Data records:
■ ■ ■ ■ ■
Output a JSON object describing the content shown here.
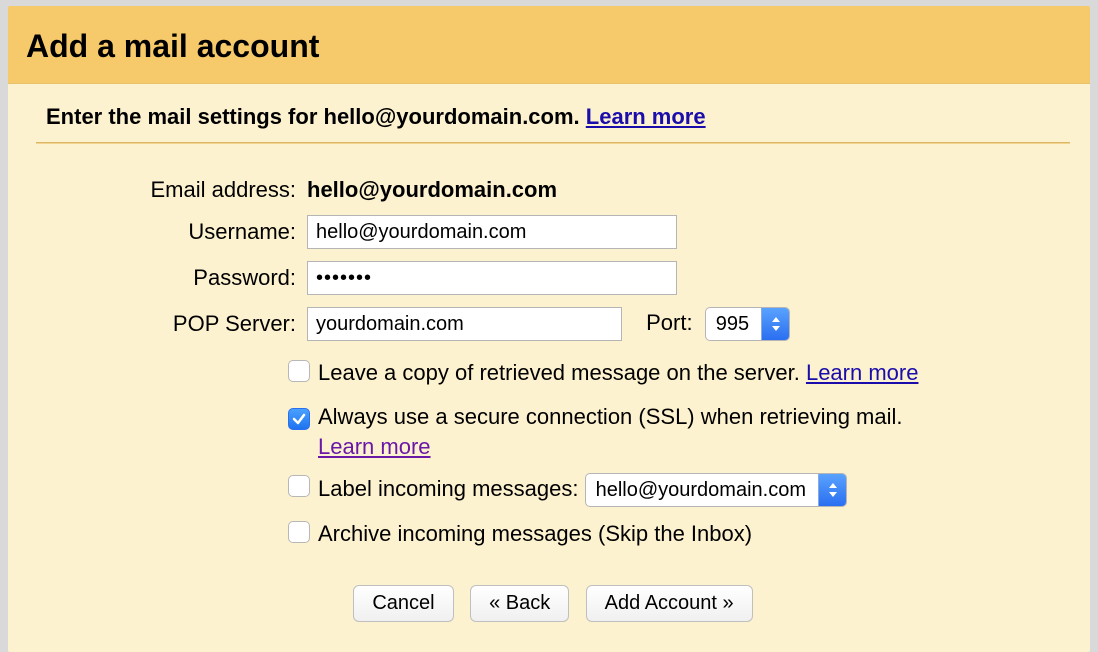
{
  "header": {
    "title": "Add a mail account"
  },
  "subhead": {
    "prefix": "Enter the mail settings for ",
    "email": "hello@yourdomain.com",
    "suffix": ". ",
    "learn_more": "Learn more"
  },
  "form": {
    "email_label": "Email address:",
    "email_value": "hello@yourdomain.com",
    "username_label": "Username:",
    "username_value": "hello@yourdomain.com",
    "password_label": "Password:",
    "password_value": "•••••••",
    "pop_label": "POP Server:",
    "pop_value": "yourdomain.com",
    "port_label": "Port:",
    "port_value": "995"
  },
  "options": {
    "leave_copy": {
      "checked": false,
      "text": "Leave a copy of retrieved message on the server. ",
      "learn_more": "Learn more"
    },
    "ssl": {
      "checked": true,
      "text": "Always use a secure connection (SSL) when retrieving mail. ",
      "learn_more": "Learn more"
    },
    "label_incoming": {
      "checked": false,
      "text": "Label incoming messages: ",
      "select_value": "hello@yourdomain.com"
    },
    "archive": {
      "checked": false,
      "text": "Archive incoming messages (Skip the Inbox)"
    }
  },
  "buttons": {
    "cancel": "Cancel",
    "back": "« Back",
    "add": "Add Account »"
  }
}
■ ■ ■ ■ ■
## [What to do]
Your task is to retype all the entries exactly and leave out any pictures.

## [Task result]
Output a JSON object describing the content shown here.
{
  "header": {
    "title": "Add a mail account"
  },
  "subhead": {
    "prefix": "Enter the mail settings for ",
    "email": "hello@yourdomain.com",
    "suffix": ". ",
    "learn_more": "Learn more"
  },
  "form": {
    "email_label": "Email address:",
    "email_value": "hello@yourdomain.com",
    "username_label": "Username:",
    "username_value": "hello@yourdomain.com",
    "password_label": "Password:",
    "password_value": "•••••••",
    "pop_label": "POP Server:",
    "pop_value": "yourdomain.com",
    "port_label": "Port:",
    "port_value": "995"
  },
  "options": {
    "leave_copy": {
      "checked": false,
      "text": "Leave a copy of retrieved message on the server. ",
      "learn_more": "Learn more"
    },
    "ssl": {
      "checked": true,
      "text": "Always use a secure connection (SSL) when retrieving mail. ",
      "learn_more": "Learn more"
    },
    "label_incoming": {
      "checked": false,
      "text": "Label incoming messages: ",
      "select_value": "hello@yourdomain.com"
    },
    "archive": {
      "checked": false,
      "text": "Archive incoming messages (Skip the Inbox)"
    }
  },
  "buttons": {
    "cancel": "Cancel",
    "back": "« Back",
    "add": "Add Account »"
  }
}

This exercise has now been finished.